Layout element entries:
[Begin]

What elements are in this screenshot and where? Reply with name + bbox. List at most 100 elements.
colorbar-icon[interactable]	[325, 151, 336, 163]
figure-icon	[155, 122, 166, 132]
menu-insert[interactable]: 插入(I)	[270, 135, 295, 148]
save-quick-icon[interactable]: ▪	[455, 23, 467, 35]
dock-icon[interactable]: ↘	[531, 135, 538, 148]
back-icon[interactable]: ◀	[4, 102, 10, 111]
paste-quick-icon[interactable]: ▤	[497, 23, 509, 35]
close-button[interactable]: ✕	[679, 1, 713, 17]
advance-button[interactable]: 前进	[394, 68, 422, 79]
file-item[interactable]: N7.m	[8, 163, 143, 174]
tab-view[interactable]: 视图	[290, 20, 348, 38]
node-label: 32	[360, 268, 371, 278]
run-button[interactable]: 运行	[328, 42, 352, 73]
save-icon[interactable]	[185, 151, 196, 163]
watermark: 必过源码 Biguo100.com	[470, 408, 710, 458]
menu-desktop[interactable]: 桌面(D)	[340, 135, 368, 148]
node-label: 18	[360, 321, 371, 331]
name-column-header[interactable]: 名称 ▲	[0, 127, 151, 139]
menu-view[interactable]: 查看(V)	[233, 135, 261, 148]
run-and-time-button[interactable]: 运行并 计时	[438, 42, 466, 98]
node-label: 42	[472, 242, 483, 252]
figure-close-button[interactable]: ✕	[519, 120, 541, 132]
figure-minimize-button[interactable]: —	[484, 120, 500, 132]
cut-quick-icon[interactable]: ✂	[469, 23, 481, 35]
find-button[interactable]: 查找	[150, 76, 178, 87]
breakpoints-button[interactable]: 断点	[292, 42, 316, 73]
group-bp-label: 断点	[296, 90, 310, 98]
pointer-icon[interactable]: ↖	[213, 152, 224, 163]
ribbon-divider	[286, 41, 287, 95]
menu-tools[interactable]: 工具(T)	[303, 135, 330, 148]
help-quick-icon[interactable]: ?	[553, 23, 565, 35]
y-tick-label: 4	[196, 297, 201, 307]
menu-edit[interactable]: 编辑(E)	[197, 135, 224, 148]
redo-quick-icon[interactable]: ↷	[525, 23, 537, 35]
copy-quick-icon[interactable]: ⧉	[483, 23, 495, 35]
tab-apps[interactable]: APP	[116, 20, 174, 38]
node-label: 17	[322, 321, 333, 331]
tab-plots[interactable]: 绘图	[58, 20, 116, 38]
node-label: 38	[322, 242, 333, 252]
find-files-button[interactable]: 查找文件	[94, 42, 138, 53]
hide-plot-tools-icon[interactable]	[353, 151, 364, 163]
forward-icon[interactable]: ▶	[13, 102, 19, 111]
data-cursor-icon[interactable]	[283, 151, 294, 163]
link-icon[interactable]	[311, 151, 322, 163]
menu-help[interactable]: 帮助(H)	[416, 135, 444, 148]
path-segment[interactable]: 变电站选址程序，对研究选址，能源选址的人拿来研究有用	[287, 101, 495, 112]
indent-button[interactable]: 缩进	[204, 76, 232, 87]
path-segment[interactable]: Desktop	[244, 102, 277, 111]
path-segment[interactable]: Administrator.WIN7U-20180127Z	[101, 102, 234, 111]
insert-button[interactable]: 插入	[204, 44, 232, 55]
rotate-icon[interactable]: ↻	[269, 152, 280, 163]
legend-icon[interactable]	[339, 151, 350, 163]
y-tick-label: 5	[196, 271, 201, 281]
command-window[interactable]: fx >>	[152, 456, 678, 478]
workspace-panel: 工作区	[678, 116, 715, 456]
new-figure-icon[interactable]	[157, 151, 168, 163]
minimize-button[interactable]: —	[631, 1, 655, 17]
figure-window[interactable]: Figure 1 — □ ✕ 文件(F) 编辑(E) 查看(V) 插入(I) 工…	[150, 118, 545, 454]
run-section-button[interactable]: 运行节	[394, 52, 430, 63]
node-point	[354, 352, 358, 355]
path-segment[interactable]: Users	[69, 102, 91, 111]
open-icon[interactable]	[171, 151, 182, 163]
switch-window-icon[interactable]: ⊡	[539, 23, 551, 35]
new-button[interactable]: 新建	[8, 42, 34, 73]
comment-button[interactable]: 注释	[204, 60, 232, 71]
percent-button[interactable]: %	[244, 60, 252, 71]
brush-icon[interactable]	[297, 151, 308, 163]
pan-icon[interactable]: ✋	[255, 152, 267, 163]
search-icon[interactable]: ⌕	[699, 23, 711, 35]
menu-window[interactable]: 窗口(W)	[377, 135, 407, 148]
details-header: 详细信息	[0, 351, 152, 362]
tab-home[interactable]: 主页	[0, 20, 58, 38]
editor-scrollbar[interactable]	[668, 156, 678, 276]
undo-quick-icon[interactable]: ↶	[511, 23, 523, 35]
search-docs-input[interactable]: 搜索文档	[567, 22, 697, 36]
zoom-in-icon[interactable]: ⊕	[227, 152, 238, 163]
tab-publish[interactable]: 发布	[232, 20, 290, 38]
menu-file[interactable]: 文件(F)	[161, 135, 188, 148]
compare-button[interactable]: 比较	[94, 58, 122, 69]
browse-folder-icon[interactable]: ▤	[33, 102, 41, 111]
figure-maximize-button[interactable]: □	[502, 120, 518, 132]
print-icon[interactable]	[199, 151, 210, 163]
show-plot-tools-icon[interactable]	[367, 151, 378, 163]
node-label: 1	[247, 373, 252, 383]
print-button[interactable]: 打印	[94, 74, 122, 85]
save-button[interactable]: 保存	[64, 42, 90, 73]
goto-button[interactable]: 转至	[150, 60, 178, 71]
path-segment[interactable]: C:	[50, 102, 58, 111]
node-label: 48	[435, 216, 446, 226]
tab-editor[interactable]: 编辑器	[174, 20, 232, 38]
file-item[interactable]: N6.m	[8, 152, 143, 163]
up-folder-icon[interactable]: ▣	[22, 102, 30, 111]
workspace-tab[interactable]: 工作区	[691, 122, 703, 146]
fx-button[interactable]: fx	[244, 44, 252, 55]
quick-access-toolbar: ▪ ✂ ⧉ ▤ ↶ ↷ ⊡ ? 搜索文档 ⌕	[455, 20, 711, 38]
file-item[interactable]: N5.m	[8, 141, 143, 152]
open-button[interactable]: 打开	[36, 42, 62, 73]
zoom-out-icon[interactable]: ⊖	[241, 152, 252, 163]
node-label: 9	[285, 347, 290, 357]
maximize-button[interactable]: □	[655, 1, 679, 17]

[End]

**WHAT YOU NEED TO DO**. Convert the listing, from its first line through the line containing "1, 713, 17]" (both included), into a JSON list of strings with one string per line. Omit any blank lines.

**RESULT OF THIS TASK**.
[
  "What elements are in this screenshot and where? Reply with name + bbox. List at most 100 elements.",
  "colorbar-icon[interactable]\t[325, 151, 336, 163]",
  "figure-icon\t[155, 122, 166, 132]",
  "menu-insert[interactable]: 插入(I)\t[270, 135, 295, 148]",
  "save-quick-icon[interactable]: ▪\t[455, 23, 467, 35]",
  "dock-icon[interactable]: ↘\t[531, 135, 538, 148]",
  "back-icon[interactable]: ◀\t[4, 102, 10, 111]",
  "paste-quick-icon[interactable]: ▤\t[497, 23, 509, 35]",
  "close-button[interactable]: ✕\t[679, 1, 713, 17]"
]